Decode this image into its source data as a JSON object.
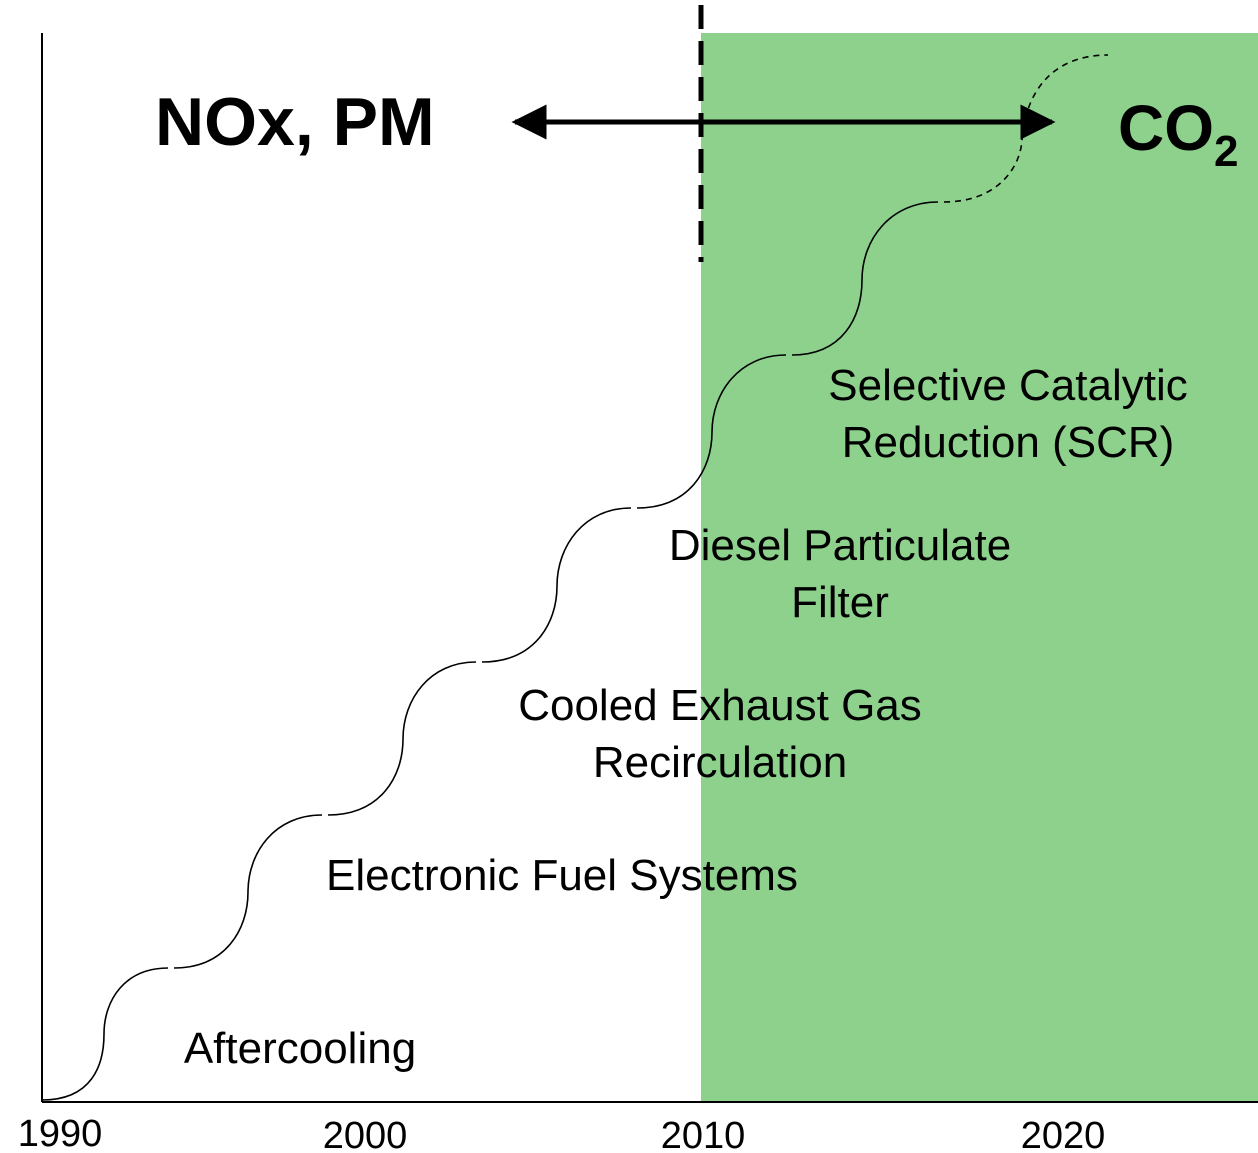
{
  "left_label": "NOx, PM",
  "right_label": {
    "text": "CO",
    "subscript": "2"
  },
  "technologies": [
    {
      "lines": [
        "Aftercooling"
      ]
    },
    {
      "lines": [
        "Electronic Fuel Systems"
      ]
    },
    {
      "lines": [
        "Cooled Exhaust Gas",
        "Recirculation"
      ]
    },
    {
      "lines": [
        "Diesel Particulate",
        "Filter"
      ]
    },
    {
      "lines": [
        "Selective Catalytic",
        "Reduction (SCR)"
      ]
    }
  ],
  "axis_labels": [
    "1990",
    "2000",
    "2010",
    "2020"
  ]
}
+++
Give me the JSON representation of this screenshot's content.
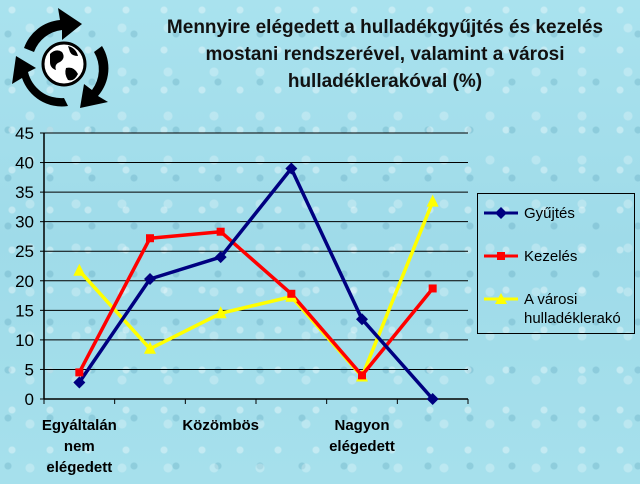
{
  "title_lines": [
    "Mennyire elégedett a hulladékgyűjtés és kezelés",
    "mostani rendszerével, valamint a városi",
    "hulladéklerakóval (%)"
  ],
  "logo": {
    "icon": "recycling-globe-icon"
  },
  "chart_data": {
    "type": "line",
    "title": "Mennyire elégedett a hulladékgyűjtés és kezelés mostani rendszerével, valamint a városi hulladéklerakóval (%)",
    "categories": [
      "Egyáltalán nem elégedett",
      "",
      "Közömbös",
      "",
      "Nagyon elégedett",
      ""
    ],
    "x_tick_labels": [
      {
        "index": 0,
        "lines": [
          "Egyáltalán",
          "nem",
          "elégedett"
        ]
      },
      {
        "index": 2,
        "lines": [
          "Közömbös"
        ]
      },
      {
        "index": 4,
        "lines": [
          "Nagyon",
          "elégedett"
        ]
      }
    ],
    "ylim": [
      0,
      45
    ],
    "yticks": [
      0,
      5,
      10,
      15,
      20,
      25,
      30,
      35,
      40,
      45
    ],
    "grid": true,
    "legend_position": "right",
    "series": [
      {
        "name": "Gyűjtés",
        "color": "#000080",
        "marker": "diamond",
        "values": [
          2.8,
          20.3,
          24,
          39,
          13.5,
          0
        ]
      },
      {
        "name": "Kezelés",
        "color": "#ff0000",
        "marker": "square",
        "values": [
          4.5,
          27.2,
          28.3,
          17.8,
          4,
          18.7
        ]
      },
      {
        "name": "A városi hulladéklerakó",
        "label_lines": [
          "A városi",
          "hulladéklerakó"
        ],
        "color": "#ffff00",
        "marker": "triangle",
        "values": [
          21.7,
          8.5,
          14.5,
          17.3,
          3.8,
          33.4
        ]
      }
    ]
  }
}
+++
§ **What is needed**
Scan the records above for the string "this", then select every line that holds it.

§ **Written answer**
Decode this image into its source data as a JSON object.
Give me the JSON representation of this screenshot's content.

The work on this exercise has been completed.